◆ **SUPPLIED ENTRIES**:

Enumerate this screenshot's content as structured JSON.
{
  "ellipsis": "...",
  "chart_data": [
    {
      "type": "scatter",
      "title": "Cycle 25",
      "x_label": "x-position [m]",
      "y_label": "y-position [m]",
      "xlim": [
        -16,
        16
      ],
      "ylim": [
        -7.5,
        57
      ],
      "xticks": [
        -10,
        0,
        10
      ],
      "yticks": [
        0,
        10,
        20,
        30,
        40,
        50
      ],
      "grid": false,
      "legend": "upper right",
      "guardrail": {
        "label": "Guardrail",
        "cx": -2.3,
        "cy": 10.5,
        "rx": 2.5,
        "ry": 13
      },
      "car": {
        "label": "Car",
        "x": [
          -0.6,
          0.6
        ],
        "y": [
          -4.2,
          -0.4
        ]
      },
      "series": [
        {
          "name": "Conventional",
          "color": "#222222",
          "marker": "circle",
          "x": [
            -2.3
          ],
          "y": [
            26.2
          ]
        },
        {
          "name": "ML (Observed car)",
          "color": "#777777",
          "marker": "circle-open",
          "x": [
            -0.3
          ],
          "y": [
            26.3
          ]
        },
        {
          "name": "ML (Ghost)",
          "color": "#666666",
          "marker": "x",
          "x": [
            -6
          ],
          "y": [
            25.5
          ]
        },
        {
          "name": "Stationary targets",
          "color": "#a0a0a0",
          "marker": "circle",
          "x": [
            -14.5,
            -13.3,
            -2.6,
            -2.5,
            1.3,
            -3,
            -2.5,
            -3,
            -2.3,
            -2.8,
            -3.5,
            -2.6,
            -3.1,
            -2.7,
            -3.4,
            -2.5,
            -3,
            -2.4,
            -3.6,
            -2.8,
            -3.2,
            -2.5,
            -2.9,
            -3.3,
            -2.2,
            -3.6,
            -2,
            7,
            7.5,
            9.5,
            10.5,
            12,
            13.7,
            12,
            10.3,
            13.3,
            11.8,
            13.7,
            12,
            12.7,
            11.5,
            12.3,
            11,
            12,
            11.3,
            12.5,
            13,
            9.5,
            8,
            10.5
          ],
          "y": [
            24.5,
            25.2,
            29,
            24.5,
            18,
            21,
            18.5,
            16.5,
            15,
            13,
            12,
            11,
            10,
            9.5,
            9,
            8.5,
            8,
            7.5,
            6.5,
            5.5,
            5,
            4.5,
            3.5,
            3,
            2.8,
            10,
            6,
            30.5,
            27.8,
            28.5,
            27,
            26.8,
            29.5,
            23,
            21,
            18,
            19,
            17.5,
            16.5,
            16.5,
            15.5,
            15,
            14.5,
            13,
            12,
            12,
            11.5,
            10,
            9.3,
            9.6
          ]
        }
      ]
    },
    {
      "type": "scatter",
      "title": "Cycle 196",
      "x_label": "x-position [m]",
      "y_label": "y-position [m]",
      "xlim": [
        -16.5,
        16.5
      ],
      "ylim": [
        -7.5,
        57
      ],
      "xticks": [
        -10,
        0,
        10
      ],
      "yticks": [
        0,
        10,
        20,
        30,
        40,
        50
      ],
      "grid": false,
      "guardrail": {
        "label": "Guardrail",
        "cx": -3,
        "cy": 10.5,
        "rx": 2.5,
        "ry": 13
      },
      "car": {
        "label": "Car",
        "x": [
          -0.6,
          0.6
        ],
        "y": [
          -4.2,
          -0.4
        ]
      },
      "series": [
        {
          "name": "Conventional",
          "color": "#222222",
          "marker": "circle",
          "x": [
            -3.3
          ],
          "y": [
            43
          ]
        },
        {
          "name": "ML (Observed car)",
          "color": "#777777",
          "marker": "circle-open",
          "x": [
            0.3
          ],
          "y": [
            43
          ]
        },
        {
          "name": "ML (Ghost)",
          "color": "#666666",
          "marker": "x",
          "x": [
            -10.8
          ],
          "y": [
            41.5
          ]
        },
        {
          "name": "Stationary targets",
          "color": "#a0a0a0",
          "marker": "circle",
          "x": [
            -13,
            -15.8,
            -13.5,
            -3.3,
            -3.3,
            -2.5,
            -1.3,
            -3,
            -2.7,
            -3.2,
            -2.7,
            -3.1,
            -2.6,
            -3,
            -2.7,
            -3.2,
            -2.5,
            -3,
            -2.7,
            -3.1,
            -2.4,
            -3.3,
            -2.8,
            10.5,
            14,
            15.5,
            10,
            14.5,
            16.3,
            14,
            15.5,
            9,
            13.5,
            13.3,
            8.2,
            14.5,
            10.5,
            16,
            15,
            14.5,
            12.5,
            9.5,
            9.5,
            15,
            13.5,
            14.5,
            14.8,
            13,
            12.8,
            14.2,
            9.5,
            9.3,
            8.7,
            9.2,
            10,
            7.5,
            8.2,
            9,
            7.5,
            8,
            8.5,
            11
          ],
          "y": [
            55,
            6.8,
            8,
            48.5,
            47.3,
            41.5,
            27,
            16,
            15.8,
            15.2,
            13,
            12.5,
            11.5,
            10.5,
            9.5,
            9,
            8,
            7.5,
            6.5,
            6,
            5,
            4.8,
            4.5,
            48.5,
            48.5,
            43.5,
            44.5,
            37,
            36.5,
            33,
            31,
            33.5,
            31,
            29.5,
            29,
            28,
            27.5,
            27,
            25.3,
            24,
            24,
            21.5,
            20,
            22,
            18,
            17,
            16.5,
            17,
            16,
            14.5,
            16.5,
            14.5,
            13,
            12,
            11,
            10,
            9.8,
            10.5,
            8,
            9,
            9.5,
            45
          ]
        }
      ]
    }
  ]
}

◆ **PROBLEM STATEMENT**:
Reproduce all of the records exactly.

◆ **EXERCISE RESULT**:
Enumerate this screenshot's content as structured JSON.
{
  "ellipsis": "...",
  "chart_data": [
    {
      "type": "scatter",
      "title": "Cycle 25",
      "x_label": "x-position [m]",
      "y_label": "y-position [m]",
      "xlim": [
        -16,
        16
      ],
      "ylim": [
        -7.5,
        57
      ],
      "xticks": [
        -10,
        0,
        10
      ],
      "yticks": [
        0,
        10,
        20,
        30,
        40,
        50
      ],
      "grid": false,
      "legend": "upper right",
      "guardrail": {
        "label": "Guardrail",
        "cx": -2.3,
        "cy": 10.5,
        "rx": 2.5,
        "ry": 13
      },
      "car": {
        "label": "Car",
        "x": [
          -0.6,
          0.6
        ],
        "y": [
          -4.2,
          -0.4
        ]
      },
      "series": [
        {
          "name": "Conventional",
          "color": "#222222",
          "marker": "circle",
          "x": [
            -2.3
          ],
          "y": [
            26.2
          ]
        },
        {
          "name": "ML (Observed car)",
          "color": "#777777",
          "marker": "circle-open",
          "x": [
            -0.3
          ],
          "y": [
            26.3
          ]
        },
        {
          "name": "ML (Ghost)",
          "color": "#666666",
          "marker": "x",
          "x": [
            -6
          ],
          "y": [
            25.5
          ]
        },
        {
          "name": "Stationary targets",
          "color": "#a0a0a0",
          "marker": "circle",
          "x": [
            -14.5,
            -13.3,
            -2.6,
            -2.5,
            1.3,
            -3,
            -2.5,
            -3,
            -2.3,
            -2.8,
            -3.5,
            -2.6,
            -3.1,
            -2.7,
            -3.4,
            -2.5,
            -3,
            -2.4,
            -3.6,
            -2.8,
            -3.2,
            -2.5,
            -2.9,
            -3.3,
            -2.2,
            -3.6,
            -2,
            7,
            7.5,
            9.5,
            10.5,
            12,
            13.7,
            12,
            10.3,
            13.3,
            11.8,
            13.7,
            12,
            12.7,
            11.5,
            12.3,
            11,
            12,
            11.3,
            12.5,
            13,
            9.5,
            8,
            10.5
          ],
          "y": [
            24.5,
            25.2,
            29,
            24.5,
            18,
            21,
            18.5,
            16.5,
            15,
            13,
            12,
            11,
            10,
            9.5,
            9,
            8.5,
            8,
            7.5,
            6.5,
            5.5,
            5,
            4.5,
            3.5,
            3,
            2.8,
            10,
            6,
            30.5,
            27.8,
            28.5,
            27,
            26.8,
            29.5,
            23,
            21,
            18,
            19,
            17.5,
            16.5,
            16.5,
            15.5,
            15,
            14.5,
            13,
            12,
            12,
            11.5,
            10,
            9.3,
            9.6
          ]
        }
      ]
    },
    {
      "type": "scatter",
      "title": "Cycle 196",
      "x_label": "x-position [m]",
      "y_label": "y-position [m]",
      "xlim": [
        -16.5,
        16.5
      ],
      "ylim": [
        -7.5,
        57
      ],
      "xticks": [
        -10,
        0,
        10
      ],
      "yticks": [
        0,
        10,
        20,
        30,
        40,
        50
      ],
      "grid": false,
      "guardrail": {
        "label": "Guardrail",
        "cx": -3,
        "cy": 10.5,
        "rx": 2.5,
        "ry": 13
      },
      "car": {
        "label": "Car",
        "x": [
          -0.6,
          0.6
        ],
        "y": [
          -4.2,
          -0.4
        ]
      },
      "series": [
        {
          "name": "Conventional",
          "color": "#222222",
          "marker": "circle",
          "x": [
            -3.3
          ],
          "y": [
            43
          ]
        },
        {
          "name": "ML (Observed car)",
          "color": "#777777",
          "marker": "circle-open",
          "x": [
            0.3
          ],
          "y": [
            43
          ]
        },
        {
          "name": "ML (Ghost)",
          "color": "#666666",
          "marker": "x",
          "x": [
            -10.8
          ],
          "y": [
            41.5
          ]
        },
        {
          "name": "Stationary targets",
          "color": "#a0a0a0",
          "marker": "circle",
          "x": [
            -13,
            -15.8,
            -13.5,
            -3.3,
            -3.3,
            -2.5,
            -1.3,
            -3,
            -2.7,
            -3.2,
            -2.7,
            -3.1,
            -2.6,
            -3,
            -2.7,
            -3.2,
            -2.5,
            -3,
            -2.7,
            -3.1,
            -2.4,
            -3.3,
            -2.8,
            10.5,
            14,
            15.5,
            10,
            14.5,
            16.3,
            14,
            15.5,
            9,
            13.5,
            13.3,
            8.2,
            14.5,
            10.5,
            16,
            15,
            14.5,
            12.5,
            9.5,
            9.5,
            15,
            13.5,
            14.5,
            14.8,
            13,
            12.8,
            14.2,
            9.5,
            9.3,
            8.7,
            9.2,
            10,
            7.5,
            8.2,
            9,
            7.5,
            8,
            8.5,
            11
          ],
          "y": [
            55,
            6.8,
            8,
            48.5,
            47.3,
            41.5,
            27,
            16,
            15.8,
            15.2,
            13,
            12.5,
            11.5,
            10.5,
            9.5,
            9,
            8,
            7.5,
            6.5,
            6,
            5,
            4.8,
            4.5,
            48.5,
            48.5,
            43.5,
            44.5,
            37,
            36.5,
            33,
            31,
            33.5,
            31,
            29.5,
            29,
            28,
            27.5,
            27,
            25.3,
            24,
            24,
            21.5,
            20,
            22,
            18,
            17,
            16.5,
            17,
            16,
            14.5,
            16.5,
            14.5,
            13,
            12,
            11,
            10,
            9.8,
            10.5,
            8,
            9,
            9.5,
            45
          ]
        }
      ]
    }
  ]
}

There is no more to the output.